**Short exercise:**
Your task is to copy every line of this material exactly.

**Stored data:**
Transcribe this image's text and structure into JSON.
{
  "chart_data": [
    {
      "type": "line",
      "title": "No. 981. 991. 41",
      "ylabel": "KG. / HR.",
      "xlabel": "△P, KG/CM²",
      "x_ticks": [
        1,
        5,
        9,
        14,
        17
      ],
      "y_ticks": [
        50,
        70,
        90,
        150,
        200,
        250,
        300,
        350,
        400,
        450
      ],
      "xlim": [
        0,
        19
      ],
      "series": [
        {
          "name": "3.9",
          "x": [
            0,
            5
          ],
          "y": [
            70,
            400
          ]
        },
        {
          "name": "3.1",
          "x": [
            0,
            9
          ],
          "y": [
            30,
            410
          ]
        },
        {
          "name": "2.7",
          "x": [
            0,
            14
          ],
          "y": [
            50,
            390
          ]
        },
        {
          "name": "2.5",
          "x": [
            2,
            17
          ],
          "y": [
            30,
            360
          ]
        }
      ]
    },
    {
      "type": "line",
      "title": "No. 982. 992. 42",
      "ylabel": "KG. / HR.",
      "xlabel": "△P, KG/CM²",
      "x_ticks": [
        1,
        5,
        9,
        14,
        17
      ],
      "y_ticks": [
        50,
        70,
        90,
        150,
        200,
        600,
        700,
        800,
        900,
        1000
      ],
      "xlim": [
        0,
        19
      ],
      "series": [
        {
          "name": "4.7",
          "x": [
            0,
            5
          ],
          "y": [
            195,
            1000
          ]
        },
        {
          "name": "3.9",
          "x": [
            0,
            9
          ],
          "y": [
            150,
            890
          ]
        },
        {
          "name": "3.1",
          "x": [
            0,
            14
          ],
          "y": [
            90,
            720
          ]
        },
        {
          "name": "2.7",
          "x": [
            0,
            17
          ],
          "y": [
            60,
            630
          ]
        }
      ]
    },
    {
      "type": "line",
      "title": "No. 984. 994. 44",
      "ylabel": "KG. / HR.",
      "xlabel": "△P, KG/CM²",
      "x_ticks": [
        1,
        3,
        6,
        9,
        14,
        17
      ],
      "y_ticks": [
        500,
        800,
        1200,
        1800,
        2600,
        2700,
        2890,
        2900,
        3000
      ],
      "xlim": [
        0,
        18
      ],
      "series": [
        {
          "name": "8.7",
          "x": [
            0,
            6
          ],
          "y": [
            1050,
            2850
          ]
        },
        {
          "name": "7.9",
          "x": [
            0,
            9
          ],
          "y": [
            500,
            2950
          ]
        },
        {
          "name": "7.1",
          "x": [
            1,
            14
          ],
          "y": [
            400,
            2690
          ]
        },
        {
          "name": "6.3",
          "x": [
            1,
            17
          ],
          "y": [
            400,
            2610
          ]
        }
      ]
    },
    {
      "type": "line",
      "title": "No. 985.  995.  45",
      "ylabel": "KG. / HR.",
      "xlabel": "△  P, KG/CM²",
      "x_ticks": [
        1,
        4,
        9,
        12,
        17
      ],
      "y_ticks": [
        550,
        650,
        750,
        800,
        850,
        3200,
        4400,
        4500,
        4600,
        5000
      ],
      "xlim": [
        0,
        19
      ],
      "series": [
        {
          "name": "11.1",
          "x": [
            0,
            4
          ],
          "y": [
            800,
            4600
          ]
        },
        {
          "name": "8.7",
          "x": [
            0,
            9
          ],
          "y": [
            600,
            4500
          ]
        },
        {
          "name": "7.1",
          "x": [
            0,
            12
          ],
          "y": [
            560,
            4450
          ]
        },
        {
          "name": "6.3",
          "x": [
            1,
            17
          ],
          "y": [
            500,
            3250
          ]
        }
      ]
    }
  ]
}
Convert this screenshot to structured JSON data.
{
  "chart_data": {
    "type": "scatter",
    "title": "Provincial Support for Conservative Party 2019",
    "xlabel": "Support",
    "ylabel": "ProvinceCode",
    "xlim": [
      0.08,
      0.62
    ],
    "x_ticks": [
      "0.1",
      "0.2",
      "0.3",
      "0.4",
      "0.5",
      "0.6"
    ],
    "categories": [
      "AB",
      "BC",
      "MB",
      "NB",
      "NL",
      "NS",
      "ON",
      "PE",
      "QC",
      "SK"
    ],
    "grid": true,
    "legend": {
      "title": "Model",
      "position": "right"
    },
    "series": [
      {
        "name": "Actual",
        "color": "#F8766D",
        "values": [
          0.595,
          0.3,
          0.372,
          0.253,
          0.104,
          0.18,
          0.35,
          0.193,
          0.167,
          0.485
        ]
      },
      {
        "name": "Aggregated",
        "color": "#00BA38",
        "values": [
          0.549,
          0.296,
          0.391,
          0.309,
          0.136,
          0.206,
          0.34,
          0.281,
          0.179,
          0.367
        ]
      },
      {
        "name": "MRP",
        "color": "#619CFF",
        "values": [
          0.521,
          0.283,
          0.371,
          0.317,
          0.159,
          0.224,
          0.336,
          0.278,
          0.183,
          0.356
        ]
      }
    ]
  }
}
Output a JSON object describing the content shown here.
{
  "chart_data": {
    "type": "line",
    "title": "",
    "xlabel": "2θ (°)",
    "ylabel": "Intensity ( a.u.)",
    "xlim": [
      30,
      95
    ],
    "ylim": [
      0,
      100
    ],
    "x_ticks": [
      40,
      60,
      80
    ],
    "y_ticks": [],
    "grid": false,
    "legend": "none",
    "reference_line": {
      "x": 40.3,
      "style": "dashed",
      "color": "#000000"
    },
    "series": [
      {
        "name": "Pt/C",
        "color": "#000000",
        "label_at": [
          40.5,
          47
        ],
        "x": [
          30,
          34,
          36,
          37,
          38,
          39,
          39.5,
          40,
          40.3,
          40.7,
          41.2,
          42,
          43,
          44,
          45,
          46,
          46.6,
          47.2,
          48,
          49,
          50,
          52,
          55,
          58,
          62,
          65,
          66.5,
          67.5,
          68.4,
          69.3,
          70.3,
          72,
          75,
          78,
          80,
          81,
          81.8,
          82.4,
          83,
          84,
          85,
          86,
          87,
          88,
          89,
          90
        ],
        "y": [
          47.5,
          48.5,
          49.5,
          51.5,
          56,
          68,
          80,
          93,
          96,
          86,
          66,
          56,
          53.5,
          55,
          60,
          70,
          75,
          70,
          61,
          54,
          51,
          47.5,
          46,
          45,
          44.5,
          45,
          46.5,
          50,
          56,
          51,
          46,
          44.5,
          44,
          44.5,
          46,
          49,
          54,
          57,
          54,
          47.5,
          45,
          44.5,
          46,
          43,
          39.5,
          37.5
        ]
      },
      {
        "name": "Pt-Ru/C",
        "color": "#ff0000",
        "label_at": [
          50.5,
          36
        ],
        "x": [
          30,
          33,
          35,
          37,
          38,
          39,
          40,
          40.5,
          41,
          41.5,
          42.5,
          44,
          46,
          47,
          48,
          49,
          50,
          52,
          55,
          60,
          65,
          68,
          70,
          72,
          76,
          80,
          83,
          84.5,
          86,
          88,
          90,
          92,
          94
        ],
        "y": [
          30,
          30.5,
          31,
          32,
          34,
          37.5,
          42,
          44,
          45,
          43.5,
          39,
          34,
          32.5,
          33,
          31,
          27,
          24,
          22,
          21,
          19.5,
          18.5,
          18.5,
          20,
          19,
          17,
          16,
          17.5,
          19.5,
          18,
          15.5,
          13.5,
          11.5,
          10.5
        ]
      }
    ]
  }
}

**Answer to this task:**
Transcribe this image's text and structure into JSON.
{
  "chart_data": [
    {
      "type": "line",
      "title": "No. 981. 991. 41",
      "ylabel": "KG. / HR.",
      "xlabel": "△P, KG/CM²",
      "x_ticks": [
        1,
        5,
        9,
        14,
        17
      ],
      "y_ticks": [
        50,
        70,
        90,
        150,
        200,
        250,
        300,
        350,
        400,
        450
      ],
      "xlim": [
        0,
        19
      ],
      "series": [
        {
          "name": "3.9",
          "x": [
            0,
            5
          ],
          "y": [
            70,
            400
          ]
        },
        {
          "name": "3.1",
          "x": [
            0,
            9
          ],
          "y": [
            30,
            410
          ]
        },
        {
          "name": "2.7",
          "x": [
            0,
            14
          ],
          "y": [
            50,
            390
          ]
        },
        {
          "name": "2.5",
          "x": [
            2,
            17
          ],
          "y": [
            30,
            360
          ]
        }
      ]
    },
    {
      "type": "line",
      "title": "No. 982. 992. 42",
      "ylabel": "KG. / HR.",
      "xlabel": "△P, KG/CM²",
      "x_ticks": [
        1,
        5,
        9,
        14,
        17
      ],
      "y_ticks": [
        50,
        70,
        90,
        150,
        200,
        600,
        700,
        800,
        900,
        1000
      ],
      "xlim": [
        0,
        19
      ],
      "series": [
        {
          "name": "4.7",
          "x": [
            0,
            5
          ],
          "y": [
            195,
            1000
          ]
        },
        {
          "name": "3.9",
          "x": [
            0,
            9
          ],
          "y": [
            150,
            890
          ]
        },
        {
          "name": "3.1",
          "x": [
            0,
            14
          ],
          "y": [
            90,
            720
          ]
        },
        {
          "name": "2.7",
          "x": [
            0,
            17
          ],
          "y": [
            60,
            630
          ]
        }
      ]
    },
    {
      "type": "line",
      "title": "No. 984. 994. 44",
      "ylabel": "KG. / HR.",
      "xlabel": "△P, KG/CM²",
      "x_ticks": [
        1,
        3,
        6,
        9,
        14,
        17
      ],
      "y_ticks": [
        500,
        800,
        1200,
        1800,
        2600,
        2700,
        2890,
        2900,
        3000
      ],
      "xlim": [
        0,
        18
      ],
      "series": [
        {
          "name": "8.7",
          "x": [
            0,
            6
          ],
          "y": [
            1050,
            2850
          ]
        },
        {
          "name": "7.9",
          "x": [
            0,
            9
          ],
          "y": [
            500,
            2950
          ]
        },
        {
          "name": "7.1",
          "x": [
            1,
            14
          ],
          "y": [
            400,
            2690
          ]
        },
        {
          "name": "6.3",
          "x": [
            1,
            17
          ],
          "y": [
            400,
            2610
          ]
        }
      ]
    },
    {
      "type": "line",
      "title": "No. 985.  995.  45",
      "ylabel": "KG. / HR.",
      "xlabel": "△  P, KG/CM²",
      "x_ticks": [
        1,
        4,
        9,
        12,
        17
      ],
      "y_ticks": [
        550,
        650,
        750,
        800,
        850,
        3200,
        4400,
        4500,
        4600,
        5000
      ],
      "xlim": [
        0,
        19
      ],
      "series": [
        {
          "name": "11.1",
          "x": [
            0,
            4
          ],
          "y": [
            800,
            4600
          ]
        },
        {
          "name": "8.7",
          "x": [
            0,
            9
          ],
          "y": [
            600,
            4500
          ]
        },
        {
          "name": "7.1",
          "x": [
            0,
            12
          ],
          "y": [
            560,
            4450
          ]
        },
        {
          "name": "6.3",
          "x": [
            1,
            17
          ],
          "y": [
            500,
            3250
          ]
        }
      ]
    }
  ]
}
Convert this screenshot to structured JSON data.
{
  "chart_data": {
    "type": "scatter",
    "title": "Provincial Support for Conservative Party 2019",
    "xlabel": "Support",
    "ylabel": "ProvinceCode",
    "xlim": [
      0.08,
      0.62
    ],
    "x_ticks": [
      "0.1",
      "0.2",
      "0.3",
      "0.4",
      "0.5",
      "0.6"
    ],
    "categories": [
      "AB",
      "BC",
      "MB",
      "NB",
      "NL",
      "NS",
      "ON",
      "PE",
      "QC",
      "SK"
    ],
    "grid": true,
    "legend": {
      "title": "Model",
      "position": "right"
    },
    "series": [
      {
        "name": "Actual",
        "color": "#F8766D",
        "values": [
          0.595,
          0.3,
          0.372,
          0.253,
          0.104,
          0.18,
          0.35,
          0.193,
          0.167,
          0.485
        ]
      },
      {
        "name": "Aggregated",
        "color": "#00BA38",
        "values": [
          0.549,
          0.296,
          0.391,
          0.309,
          0.136,
          0.206,
          0.34,
          0.281,
          0.179,
          0.367
        ]
      },
      {
        "name": "MRP",
        "color": "#619CFF",
        "values": [
          0.521,
          0.283,
          0.371,
          0.317,
          0.159,
          0.224,
          0.336,
          0.278,
          0.183,
          0.356
        ]
      }
    ]
  }
}
Output a JSON object describing the content shown here.
{
  "chart_data": {
    "type": "line",
    "title": "",
    "xlabel": "2θ (°)",
    "ylabel": "Intensity ( a.u.)",
    "xlim": [
      30,
      95
    ],
    "ylim": [
      0,
      100
    ],
    "x_ticks": [
      40,
      60,
      80
    ],
    "y_ticks": [],
    "grid": false,
    "legend": "none",
    "reference_line": {
      "x": 40.3,
      "style": "dashed",
      "color": "#000000"
    },
    "series": [
      {
        "name": "Pt/C",
        "color": "#000000",
        "label_at": [
          40.5,
          47
        ],
        "x": [
          30,
          34,
          36,
          37,
          38,
          39,
          39.5,
          40,
          40.3,
          40.7,
          41.2,
          42,
          43,
          44,
          45,
          46,
          46.6,
          47.2,
          48,
          49,
          50,
          52,
          55,
          58,
          62,
          65,
          66.5,
          67.5,
          68.4,
          69.3,
          70.3,
          72,
          75,
          78,
          80,
          81,
          81.8,
          82.4,
          83,
          84,
          85,
          86,
          87,
          88,
          89,
          90
        ],
        "y": [
          47.5,
          48.5,
          49.5,
          51.5,
          56,
          68,
          80,
          93,
          96,
          86,
          66,
          56,
          53.5,
          55,
          60,
          70,
          75,
          70,
          61,
          54,
          51,
          47.5,
          46,
          45,
          44.5,
          45,
          46.5,
          50,
          56,
          51,
          46,
          44.5,
          44,
          44.5,
          46,
          49,
          54,
          57,
          54,
          47.5,
          45,
          44.5,
          46,
          43,
          39.5,
          37.5
        ]
      },
      {
        "name": "Pt-Ru/C",
        "color": "#ff0000",
        "label_at": [
          50.5,
          36
        ],
        "x": [
          30,
          33,
          35,
          37,
          38,
          39,
          40,
          40.5,
          41,
          41.5,
          42.5,
          44,
          46,
          47,
          48,
          49,
          50,
          52,
          55,
          60,
          65,
          68,
          70,
          72,
          76,
          80,
          83,
          84.5,
          86,
          88,
          90,
          92,
          94
        ],
        "y": [
          30,
          30.5,
          31,
          32,
          34,
          37.5,
          42,
          44,
          45,
          43.5,
          39,
          34,
          32.5,
          33,
          31,
          27,
          24,
          22,
          21,
          19.5,
          18.5,
          18.5,
          20,
          19,
          17,
          16,
          17.5,
          19.5,
          18,
          15.5,
          13.5,
          11.5,
          10.5
        ]
      }
    ]
  }
}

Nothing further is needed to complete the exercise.